:: SET EXERCISE ::
Report only the number of lines in the records that contain the word "উপলক".

Begin

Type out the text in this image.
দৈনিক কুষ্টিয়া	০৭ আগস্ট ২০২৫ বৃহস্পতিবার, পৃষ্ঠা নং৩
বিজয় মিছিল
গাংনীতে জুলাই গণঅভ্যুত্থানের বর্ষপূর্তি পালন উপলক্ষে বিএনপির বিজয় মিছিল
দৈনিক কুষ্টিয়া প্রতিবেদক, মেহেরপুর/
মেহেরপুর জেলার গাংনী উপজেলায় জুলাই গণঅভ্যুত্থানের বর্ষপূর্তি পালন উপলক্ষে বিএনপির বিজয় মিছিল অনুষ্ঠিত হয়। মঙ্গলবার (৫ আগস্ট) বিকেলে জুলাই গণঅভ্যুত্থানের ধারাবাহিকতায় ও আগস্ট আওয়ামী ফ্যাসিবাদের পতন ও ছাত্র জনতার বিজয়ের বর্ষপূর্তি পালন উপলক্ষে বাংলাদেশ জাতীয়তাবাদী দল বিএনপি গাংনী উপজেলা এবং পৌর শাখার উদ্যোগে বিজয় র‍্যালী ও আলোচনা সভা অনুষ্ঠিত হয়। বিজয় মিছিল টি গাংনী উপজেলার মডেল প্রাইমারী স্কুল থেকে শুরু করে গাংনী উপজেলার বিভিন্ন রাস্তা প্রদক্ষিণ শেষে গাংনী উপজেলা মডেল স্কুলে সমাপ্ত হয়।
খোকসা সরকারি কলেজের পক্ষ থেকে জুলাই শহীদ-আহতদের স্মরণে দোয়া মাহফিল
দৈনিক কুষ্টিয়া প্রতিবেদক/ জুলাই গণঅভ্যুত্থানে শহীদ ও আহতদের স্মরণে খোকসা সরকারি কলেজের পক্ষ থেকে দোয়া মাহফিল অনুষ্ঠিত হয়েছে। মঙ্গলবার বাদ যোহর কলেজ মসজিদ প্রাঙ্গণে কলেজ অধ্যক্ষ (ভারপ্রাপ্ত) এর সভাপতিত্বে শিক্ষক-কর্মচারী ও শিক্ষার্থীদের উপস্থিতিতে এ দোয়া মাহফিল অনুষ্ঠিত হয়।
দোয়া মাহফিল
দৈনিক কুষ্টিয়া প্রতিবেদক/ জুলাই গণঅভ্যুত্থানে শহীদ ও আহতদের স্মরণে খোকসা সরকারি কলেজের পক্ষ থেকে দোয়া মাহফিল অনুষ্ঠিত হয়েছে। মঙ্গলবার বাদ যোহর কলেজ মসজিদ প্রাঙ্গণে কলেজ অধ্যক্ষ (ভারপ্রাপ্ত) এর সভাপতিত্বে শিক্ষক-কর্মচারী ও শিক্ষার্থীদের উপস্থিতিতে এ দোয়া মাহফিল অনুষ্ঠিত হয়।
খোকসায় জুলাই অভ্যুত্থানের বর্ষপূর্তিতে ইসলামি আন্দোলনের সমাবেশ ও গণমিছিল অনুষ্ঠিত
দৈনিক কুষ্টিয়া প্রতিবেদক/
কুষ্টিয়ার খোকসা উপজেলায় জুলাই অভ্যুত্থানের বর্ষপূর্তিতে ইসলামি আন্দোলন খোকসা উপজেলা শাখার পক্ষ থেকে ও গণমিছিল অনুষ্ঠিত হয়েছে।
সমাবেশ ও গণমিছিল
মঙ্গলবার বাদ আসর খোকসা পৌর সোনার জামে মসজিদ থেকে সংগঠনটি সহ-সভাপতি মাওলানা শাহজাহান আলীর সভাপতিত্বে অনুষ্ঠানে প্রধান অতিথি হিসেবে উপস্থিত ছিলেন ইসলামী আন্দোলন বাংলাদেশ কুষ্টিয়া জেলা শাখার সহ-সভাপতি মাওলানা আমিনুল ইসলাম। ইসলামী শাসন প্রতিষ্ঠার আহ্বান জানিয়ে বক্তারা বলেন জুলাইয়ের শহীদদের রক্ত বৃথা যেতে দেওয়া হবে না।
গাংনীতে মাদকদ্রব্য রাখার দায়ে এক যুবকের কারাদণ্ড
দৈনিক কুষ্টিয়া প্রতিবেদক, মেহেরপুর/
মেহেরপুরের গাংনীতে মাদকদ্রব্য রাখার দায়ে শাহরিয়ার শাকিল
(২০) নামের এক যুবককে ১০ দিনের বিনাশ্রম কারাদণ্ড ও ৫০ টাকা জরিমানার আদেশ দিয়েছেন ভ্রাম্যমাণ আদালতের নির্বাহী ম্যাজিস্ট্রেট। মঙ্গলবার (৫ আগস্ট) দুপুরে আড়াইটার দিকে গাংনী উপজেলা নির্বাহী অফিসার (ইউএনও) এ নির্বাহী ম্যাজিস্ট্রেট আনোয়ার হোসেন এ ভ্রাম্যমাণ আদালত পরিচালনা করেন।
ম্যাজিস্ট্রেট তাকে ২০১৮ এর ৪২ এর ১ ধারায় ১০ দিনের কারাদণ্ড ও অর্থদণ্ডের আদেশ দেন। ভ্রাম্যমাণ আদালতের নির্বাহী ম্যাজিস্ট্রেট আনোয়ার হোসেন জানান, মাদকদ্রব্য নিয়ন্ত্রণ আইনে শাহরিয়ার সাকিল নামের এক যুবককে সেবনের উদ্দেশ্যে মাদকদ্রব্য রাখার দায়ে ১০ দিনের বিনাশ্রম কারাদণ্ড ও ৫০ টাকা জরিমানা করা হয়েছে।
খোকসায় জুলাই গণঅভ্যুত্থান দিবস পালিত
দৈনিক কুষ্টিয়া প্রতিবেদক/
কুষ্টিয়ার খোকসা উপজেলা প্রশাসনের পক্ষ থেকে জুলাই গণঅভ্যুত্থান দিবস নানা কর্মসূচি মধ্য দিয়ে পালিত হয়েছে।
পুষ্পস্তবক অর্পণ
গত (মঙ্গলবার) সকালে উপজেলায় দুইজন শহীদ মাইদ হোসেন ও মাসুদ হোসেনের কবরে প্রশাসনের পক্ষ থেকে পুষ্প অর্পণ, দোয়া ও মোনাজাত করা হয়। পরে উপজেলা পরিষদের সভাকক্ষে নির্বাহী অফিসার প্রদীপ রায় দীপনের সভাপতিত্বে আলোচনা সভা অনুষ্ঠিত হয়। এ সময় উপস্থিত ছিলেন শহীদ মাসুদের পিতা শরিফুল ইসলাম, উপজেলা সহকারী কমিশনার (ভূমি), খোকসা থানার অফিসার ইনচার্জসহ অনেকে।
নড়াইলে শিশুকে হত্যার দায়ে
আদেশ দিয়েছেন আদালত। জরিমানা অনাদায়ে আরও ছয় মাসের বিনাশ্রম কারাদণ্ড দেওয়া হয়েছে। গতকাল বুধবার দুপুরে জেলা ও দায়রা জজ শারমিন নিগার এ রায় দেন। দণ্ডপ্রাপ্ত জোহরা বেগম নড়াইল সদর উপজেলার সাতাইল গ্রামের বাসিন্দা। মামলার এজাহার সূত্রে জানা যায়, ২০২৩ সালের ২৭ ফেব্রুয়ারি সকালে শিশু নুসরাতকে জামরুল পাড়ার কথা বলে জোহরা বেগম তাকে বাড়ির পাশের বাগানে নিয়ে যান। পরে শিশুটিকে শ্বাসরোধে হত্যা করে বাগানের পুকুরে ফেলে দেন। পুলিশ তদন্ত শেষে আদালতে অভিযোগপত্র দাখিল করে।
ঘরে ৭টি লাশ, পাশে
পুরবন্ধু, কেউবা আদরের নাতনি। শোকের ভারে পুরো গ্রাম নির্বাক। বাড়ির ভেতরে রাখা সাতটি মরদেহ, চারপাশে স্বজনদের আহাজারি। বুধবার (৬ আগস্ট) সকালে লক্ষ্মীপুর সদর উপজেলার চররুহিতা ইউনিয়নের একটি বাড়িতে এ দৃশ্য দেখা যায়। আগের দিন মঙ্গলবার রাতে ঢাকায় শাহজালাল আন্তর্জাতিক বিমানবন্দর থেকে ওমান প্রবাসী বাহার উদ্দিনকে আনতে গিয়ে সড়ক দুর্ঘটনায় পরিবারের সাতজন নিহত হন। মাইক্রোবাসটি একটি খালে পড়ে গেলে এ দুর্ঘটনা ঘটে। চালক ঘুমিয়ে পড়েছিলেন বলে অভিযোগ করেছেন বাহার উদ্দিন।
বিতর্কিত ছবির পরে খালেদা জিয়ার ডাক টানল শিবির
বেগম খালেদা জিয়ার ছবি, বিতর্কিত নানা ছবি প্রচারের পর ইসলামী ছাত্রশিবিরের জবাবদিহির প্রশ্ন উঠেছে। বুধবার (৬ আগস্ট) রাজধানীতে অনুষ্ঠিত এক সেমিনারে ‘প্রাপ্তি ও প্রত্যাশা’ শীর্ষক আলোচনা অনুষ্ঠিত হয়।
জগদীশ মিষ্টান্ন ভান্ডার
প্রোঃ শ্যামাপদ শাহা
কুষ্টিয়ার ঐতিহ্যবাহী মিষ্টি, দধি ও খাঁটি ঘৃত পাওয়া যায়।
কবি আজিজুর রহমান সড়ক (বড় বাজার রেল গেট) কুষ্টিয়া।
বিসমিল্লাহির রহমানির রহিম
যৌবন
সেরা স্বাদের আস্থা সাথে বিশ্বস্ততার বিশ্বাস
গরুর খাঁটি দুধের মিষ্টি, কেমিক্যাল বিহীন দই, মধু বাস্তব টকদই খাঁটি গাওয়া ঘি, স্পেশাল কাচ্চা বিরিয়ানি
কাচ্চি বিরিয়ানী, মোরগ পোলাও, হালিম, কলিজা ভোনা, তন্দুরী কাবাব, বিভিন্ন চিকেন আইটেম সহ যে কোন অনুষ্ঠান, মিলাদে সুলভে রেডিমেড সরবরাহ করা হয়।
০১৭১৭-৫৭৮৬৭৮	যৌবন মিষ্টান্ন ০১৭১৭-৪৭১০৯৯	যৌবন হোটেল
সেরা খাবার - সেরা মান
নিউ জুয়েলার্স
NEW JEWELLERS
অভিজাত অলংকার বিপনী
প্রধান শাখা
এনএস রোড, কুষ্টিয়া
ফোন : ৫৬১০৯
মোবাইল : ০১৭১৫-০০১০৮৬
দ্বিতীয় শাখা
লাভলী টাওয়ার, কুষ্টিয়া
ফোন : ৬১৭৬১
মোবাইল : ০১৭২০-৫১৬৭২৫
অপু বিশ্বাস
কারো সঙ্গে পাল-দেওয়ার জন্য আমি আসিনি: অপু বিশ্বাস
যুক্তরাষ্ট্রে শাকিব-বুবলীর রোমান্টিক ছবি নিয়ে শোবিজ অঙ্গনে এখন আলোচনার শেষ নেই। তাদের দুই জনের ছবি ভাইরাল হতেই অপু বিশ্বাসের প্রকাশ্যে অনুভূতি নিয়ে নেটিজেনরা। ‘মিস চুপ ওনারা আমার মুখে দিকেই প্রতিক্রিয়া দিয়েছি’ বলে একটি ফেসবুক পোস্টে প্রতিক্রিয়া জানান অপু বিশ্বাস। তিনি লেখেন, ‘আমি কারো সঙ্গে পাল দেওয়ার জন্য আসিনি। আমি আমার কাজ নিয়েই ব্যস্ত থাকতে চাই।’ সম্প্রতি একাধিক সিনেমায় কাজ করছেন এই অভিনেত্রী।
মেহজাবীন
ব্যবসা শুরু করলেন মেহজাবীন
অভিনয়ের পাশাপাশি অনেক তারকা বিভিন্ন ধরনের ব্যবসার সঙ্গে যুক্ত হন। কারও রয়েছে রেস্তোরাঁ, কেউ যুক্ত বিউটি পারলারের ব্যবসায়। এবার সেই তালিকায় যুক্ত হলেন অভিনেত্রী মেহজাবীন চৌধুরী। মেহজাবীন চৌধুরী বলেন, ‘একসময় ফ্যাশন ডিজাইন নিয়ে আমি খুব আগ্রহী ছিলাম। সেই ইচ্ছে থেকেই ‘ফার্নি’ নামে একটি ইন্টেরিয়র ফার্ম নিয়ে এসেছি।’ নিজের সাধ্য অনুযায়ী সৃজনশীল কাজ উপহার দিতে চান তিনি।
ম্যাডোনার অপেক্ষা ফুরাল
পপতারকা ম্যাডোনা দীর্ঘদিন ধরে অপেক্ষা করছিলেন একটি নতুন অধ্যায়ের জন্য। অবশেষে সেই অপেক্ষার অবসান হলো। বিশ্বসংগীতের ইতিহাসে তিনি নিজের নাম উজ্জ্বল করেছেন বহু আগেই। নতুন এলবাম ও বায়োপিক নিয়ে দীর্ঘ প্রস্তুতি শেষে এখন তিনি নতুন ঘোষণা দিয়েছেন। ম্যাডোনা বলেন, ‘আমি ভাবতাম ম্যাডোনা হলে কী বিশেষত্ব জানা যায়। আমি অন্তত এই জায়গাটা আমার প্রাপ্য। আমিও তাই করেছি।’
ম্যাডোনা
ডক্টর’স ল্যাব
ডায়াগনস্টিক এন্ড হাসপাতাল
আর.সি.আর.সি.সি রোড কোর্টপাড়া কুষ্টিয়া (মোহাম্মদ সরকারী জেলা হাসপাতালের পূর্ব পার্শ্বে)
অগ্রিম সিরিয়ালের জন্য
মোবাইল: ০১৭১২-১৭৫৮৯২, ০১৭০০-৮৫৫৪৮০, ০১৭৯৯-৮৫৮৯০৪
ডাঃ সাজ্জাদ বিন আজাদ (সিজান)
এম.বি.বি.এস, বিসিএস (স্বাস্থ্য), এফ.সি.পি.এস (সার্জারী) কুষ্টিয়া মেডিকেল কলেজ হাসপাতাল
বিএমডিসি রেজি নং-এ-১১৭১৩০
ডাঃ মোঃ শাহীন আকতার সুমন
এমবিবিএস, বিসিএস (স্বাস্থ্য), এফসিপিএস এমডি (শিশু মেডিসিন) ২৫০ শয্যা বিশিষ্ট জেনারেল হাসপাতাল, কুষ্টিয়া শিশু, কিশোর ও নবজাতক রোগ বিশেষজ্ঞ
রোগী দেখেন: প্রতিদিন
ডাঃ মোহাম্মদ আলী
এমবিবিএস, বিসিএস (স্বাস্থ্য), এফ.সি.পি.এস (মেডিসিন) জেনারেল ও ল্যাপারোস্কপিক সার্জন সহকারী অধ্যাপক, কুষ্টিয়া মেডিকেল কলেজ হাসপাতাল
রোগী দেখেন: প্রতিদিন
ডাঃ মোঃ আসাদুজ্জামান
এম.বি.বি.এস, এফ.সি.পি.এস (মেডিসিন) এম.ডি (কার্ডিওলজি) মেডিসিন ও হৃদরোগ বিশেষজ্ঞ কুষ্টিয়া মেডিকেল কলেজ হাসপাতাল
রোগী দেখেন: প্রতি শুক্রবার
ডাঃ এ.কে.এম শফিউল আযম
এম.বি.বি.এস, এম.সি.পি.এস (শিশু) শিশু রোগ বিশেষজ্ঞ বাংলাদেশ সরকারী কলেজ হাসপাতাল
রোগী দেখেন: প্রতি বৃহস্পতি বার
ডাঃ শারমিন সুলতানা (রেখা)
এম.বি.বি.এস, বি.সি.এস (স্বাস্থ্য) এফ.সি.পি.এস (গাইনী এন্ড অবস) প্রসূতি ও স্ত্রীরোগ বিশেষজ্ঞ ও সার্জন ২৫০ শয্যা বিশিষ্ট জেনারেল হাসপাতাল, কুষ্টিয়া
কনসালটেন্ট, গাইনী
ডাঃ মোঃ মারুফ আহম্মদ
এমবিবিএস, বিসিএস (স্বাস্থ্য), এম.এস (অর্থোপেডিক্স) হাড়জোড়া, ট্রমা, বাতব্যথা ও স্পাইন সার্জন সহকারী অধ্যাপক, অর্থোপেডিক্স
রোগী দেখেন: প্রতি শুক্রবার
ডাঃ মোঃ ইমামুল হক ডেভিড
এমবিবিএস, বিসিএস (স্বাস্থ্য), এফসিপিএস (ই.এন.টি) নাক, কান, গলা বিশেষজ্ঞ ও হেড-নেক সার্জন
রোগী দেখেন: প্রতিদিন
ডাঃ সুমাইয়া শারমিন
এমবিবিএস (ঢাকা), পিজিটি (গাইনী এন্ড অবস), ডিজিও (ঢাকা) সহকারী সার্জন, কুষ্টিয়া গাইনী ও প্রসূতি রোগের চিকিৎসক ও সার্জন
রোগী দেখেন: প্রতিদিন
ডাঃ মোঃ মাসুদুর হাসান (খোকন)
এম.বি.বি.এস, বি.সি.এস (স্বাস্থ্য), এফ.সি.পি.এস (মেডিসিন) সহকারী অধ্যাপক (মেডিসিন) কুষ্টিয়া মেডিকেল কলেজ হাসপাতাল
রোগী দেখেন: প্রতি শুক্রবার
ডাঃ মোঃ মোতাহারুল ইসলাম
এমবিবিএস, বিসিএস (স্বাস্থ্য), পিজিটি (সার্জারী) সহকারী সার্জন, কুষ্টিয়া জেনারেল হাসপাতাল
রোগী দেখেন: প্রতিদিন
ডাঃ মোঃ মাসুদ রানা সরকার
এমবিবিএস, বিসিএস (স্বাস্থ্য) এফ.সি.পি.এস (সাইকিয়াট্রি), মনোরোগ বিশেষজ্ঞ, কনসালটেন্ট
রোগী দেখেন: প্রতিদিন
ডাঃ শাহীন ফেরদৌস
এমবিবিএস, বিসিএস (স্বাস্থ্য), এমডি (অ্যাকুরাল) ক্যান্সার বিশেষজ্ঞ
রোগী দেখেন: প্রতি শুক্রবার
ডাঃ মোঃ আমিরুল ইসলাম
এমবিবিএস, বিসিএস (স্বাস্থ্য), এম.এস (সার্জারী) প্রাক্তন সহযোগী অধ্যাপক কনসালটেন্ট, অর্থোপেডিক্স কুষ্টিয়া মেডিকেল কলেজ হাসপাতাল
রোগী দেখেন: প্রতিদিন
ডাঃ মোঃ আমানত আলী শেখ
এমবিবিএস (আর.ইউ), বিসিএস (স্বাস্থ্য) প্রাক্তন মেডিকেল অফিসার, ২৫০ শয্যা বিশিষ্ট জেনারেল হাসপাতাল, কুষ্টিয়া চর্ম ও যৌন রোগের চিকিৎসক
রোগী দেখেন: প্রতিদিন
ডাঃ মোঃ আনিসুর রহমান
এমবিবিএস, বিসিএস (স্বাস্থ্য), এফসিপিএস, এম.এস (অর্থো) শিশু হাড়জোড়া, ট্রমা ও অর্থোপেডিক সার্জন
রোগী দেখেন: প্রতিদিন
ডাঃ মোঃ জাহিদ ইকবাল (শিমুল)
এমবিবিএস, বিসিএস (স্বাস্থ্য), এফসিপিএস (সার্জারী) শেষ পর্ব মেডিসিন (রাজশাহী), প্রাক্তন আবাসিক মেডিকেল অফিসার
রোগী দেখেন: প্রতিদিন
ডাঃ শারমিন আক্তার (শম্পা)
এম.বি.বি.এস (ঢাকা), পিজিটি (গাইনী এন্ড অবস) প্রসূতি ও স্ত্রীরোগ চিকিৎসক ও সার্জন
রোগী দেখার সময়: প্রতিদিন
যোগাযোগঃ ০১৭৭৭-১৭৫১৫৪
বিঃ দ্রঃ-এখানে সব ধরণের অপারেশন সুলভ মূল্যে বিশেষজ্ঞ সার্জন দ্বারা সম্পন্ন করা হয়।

End

:: CORRECT RESULT ::
2